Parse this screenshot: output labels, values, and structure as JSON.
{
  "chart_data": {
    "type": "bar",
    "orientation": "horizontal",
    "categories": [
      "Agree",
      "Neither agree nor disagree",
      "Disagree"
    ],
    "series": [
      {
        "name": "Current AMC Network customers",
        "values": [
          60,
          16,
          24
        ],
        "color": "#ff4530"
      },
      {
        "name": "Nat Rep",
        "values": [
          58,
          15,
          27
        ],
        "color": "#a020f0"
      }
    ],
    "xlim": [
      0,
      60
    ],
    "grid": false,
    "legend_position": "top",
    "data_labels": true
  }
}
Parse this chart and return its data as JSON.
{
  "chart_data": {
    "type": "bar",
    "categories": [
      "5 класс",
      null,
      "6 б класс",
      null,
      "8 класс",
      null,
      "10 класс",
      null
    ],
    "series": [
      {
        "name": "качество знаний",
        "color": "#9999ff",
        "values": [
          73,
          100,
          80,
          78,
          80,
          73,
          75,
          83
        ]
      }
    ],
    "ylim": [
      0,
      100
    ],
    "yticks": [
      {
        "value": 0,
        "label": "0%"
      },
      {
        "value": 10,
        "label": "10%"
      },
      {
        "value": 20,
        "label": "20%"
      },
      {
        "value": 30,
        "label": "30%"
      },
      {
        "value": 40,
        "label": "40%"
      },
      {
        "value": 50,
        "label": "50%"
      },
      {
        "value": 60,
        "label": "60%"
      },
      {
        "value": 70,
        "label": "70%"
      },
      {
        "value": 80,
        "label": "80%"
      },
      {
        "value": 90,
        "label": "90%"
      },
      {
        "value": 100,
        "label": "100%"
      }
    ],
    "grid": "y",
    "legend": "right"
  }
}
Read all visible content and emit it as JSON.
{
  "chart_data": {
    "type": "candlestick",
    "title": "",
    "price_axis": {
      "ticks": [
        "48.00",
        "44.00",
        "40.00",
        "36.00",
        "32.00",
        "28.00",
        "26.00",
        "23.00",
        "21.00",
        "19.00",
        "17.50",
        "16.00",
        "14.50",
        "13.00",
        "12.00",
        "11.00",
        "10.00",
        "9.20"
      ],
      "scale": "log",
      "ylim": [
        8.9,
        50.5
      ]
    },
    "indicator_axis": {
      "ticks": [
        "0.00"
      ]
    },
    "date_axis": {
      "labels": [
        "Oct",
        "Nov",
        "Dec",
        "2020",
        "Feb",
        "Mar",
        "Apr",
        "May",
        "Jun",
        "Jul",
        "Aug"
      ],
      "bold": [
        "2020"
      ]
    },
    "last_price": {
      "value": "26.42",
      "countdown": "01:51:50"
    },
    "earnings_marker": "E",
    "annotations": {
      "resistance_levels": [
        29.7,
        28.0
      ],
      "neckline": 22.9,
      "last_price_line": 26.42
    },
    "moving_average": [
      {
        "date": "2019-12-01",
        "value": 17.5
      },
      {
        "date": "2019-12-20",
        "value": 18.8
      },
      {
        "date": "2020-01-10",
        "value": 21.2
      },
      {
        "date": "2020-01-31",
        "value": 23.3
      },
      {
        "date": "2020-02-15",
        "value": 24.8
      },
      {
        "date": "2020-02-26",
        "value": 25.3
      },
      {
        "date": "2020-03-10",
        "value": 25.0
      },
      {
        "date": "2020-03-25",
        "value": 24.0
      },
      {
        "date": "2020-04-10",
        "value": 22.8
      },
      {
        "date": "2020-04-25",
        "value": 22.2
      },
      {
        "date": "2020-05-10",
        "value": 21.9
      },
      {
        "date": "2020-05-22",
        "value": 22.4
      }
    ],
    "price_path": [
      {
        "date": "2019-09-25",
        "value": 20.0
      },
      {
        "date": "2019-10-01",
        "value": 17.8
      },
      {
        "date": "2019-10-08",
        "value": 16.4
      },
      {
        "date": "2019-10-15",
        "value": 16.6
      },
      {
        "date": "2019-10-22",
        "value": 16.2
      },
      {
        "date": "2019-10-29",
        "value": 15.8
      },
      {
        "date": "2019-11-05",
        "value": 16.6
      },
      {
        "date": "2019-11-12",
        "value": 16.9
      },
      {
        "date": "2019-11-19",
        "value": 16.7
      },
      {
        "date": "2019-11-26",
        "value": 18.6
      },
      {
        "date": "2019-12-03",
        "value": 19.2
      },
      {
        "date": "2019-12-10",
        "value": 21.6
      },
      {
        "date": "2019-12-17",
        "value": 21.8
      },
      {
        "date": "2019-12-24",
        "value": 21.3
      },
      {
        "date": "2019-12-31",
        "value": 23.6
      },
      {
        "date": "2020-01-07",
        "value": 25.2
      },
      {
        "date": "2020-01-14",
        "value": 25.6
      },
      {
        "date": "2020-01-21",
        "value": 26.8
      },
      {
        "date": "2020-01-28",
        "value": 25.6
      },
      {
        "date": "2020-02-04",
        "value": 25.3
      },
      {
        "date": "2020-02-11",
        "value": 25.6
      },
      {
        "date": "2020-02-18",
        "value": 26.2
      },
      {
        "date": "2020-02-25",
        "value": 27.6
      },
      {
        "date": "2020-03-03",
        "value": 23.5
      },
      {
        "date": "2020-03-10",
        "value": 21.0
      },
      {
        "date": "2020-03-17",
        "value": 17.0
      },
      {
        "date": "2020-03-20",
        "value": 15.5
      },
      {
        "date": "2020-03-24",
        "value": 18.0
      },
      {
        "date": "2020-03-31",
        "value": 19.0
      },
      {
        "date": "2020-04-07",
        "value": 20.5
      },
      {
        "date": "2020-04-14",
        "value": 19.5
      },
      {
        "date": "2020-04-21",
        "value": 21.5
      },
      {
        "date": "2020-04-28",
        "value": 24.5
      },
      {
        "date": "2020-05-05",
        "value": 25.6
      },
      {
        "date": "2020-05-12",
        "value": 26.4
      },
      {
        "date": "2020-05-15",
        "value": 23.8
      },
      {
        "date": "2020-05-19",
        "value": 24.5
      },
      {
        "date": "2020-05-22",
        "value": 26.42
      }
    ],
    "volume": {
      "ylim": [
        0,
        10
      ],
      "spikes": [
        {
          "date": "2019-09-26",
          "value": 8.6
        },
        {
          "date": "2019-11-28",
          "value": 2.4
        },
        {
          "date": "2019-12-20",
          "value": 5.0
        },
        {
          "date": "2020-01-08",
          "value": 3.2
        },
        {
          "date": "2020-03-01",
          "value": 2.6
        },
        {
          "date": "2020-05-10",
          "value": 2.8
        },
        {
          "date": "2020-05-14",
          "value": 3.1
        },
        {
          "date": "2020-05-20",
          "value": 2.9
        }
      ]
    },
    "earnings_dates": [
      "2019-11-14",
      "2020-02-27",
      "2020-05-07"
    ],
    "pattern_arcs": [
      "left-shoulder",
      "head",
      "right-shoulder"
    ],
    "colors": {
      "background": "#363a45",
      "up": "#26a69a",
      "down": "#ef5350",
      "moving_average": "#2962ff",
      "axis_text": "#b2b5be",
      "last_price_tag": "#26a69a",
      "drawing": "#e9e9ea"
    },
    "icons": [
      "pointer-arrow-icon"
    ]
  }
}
^^^^
• [What the exercise asks]
Set out the complete listing exactly as shown.

• [Problem solution]
Parse this screenshot: output labels, values, and structure as JSON.
{
  "chart_data": {
    "type": "bar",
    "orientation": "horizontal",
    "categories": [
      "Agree",
      "Neither agree nor disagree",
      "Disagree"
    ],
    "series": [
      {
        "name": "Current AMC Network customers",
        "values": [
          60,
          16,
          24
        ],
        "color": "#ff4530"
      },
      {
        "name": "Nat Rep",
        "values": [
          58,
          15,
          27
        ],
        "color": "#a020f0"
      }
    ],
    "xlim": [
      0,
      60
    ],
    "grid": false,
    "legend_position": "top",
    "data_labels": true
  }
}
Parse this chart and return its data as JSON.
{
  "chart_data": {
    "type": "bar",
    "categories": [
      "5 класс",
      null,
      "6 б класс",
      null,
      "8 класс",
      null,
      "10 класс",
      null
    ],
    "series": [
      {
        "name": "качество знаний",
        "color": "#9999ff",
        "values": [
          73,
          100,
          80,
          78,
          80,
          73,
          75,
          83
        ]
      }
    ],
    "ylim": [
      0,
      100
    ],
    "yticks": [
      {
        "value": 0,
        "label": "0%"
      },
      {
        "value": 10,
        "label": "10%"
      },
      {
        "value": 20,
        "label": "20%"
      },
      {
        "value": 30,
        "label": "30%"
      },
      {
        "value": 40,
        "label": "40%"
      },
      {
        "value": 50,
        "label": "50%"
      },
      {
        "value": 60,
        "label": "60%"
      },
      {
        "value": 70,
        "label": "70%"
      },
      {
        "value": 80,
        "label": "80%"
      },
      {
        "value": 90,
        "label": "90%"
      },
      {
        "value": 100,
        "label": "100%"
      }
    ],
    "grid": "y",
    "legend": "right"
  }
}
Read all visible content and emit it as JSON.
{
  "chart_data": {
    "type": "candlestick",
    "title": "",
    "price_axis": {
      "ticks": [
        "48.00",
        "44.00",
        "40.00",
        "36.00",
        "32.00",
        "28.00",
        "26.00",
        "23.00",
        "21.00",
        "19.00",
        "17.50",
        "16.00",
        "14.50",
        "13.00",
        "12.00",
        "11.00",
        "10.00",
        "9.20"
      ],
      "scale": "log",
      "ylim": [
        8.9,
        50.5
      ]
    },
    "indicator_axis": {
      "ticks": [
        "0.00"
      ]
    },
    "date_axis": {
      "labels": [
        "Oct",
        "Nov",
        "Dec",
        "2020",
        "Feb",
        "Mar",
        "Apr",
        "May",
        "Jun",
        "Jul",
        "Aug"
      ],
      "bold": [
        "2020"
      ]
    },
    "last_price": {
      "value": "26.42",
      "countdown": "01:51:50"
    },
    "earnings_marker": "E",
    "annotations": {
      "resistance_levels": [
        29.7,
        28.0
      ],
      "neckline": 22.9,
      "last_price_line": 26.42
    },
    "moving_average": [
      {
        "date": "2019-12-01",
        "value": 17.5
      },
      {
        "date": "2019-12-20",
        "value": 18.8
      },
      {
        "date": "2020-01-10",
        "value": 21.2
      },
      {
        "date": "2020-01-31",
        "value": 23.3
      },
      {
        "date": "2020-02-15",
        "value": 24.8
      },
      {
        "date": "2020-02-26",
        "value": 25.3
      },
      {
        "date": "2020-03-10",
        "value": 25.0
      },
      {
        "date": "2020-03-25",
        "value": 24.0
      },
      {
        "date": "2020-04-10",
        "value": 22.8
      },
      {
        "date": "2020-04-25",
        "value": 22.2
      },
      {
        "date": "2020-05-10",
        "value": 21.9
      },
      {
        "date": "2020-05-22",
        "value": 22.4
      }
    ],
    "price_path": [
      {
        "date": "2019-09-25",
        "value": 20.0
      },
      {
        "date": "2019-10-01",
        "value": 17.8
      },
      {
        "date": "2019-10-08",
        "value": 16.4
      },
      {
        "date": "2019-10-15",
        "value": 16.6
      },
      {
        "date": "2019-10-22",
        "value": 16.2
      },
      {
        "date": "2019-10-29",
        "value": 15.8
      },
      {
        "date": "2019-11-05",
        "value": 16.6
      },
      {
        "date": "2019-11-12",
        "value": 16.9
      },
      {
        "date": "2019-11-19",
        "value": 16.7
      },
      {
        "date": "2019-11-26",
        "value": 18.6
      },
      {
        "date": "2019-12-03",
        "value": 19.2
      },
      {
        "date": "2019-12-10",
        "value": 21.6
      },
      {
        "date": "2019-12-17",
        "value": 21.8
      },
      {
        "date": "2019-12-24",
        "value": 21.3
      },
      {
        "date": "2019-12-31",
        "value": 23.6
      },
      {
        "date": "2020-01-07",
        "value": 25.2
      },
      {
        "date": "2020-01-14",
        "value": 25.6
      },
      {
        "date": "2020-01-21",
        "value": 26.8
      },
      {
        "date": "2020-01-28",
        "value": 25.6
      },
      {
        "date": "2020-02-04",
        "value": 25.3
      },
      {
        "date": "2020-02-11",
        "value": 25.6
      },
      {
        "date": "2020-02-18",
        "value": 26.2
      },
      {
        "date": "2020-02-25",
        "value": 27.6
      },
      {
        "date": "2020-03-03",
        "value": 23.5
      },
      {
        "date": "2020-03-10",
        "value": 21.0
      },
      {
        "date": "2020-03-17",
        "value": 17.0
      },
      {
        "date": "2020-03-20",
        "value": 15.5
      },
      {
        "date": "2020-03-24",
        "value": 18.0
      },
      {
        "date": "2020-03-31",
        "value": 19.0
      },
      {
        "date": "2020-04-07",
        "value": 20.5
      },
      {
        "date": "2020-04-14",
        "value": 19.5
      },
      {
        "date": "2020-04-21",
        "value": 21.5
      },
      {
        "date": "2020-04-28",
        "value": 24.5
      },
      {
        "date": "2020-05-05",
        "value": 25.6
      },
      {
        "date": "2020-05-12",
        "value": 26.4
      },
      {
        "date": "2020-05-15",
        "value": 23.8
      },
      {
        "date": "2020-05-19",
        "value": 24.5
      },
      {
        "date": "2020-05-22",
        "value": 26.42
      }
    ],
    "volume": {
      "ylim": [
        0,
        10
      ],
      "spikes": [
        {
          "date": "2019-09-26",
          "value": 8.6
        },
        {
          "date": "2019-11-28",
          "value": 2.4
        },
        {
          "date": "2019-12-20",
          "value": 5.0
        },
        {
          "date": "2020-01-08",
          "value": 3.2
        },
        {
          "date": "2020-03-01",
          "value": 2.6
        },
        {
          "date": "2020-05-10",
          "value": 2.8
        },
        {
          "date": "2020-05-14",
          "value": 3.1
        },
        {
          "date": "2020-05-20",
          "value": 2.9
        }
      ]
    },
    "earnings_dates": [
      "2019-11-14",
      "2020-02-27",
      "2020-05-07"
    ],
    "pattern_arcs": [
      "left-shoulder",
      "head",
      "right-shoulder"
    ],
    "colors": {
      "background": "#363a45",
      "up": "#26a69a",
      "down": "#ef5350",
      "moving_average": "#2962ff",
      "axis_text": "#b2b5be",
      "last_price_tag": "#26a69a",
      "drawing": "#e9e9ea"
    },
    "icons": [
      "pointer-arrow-icon"
    ]
  }
}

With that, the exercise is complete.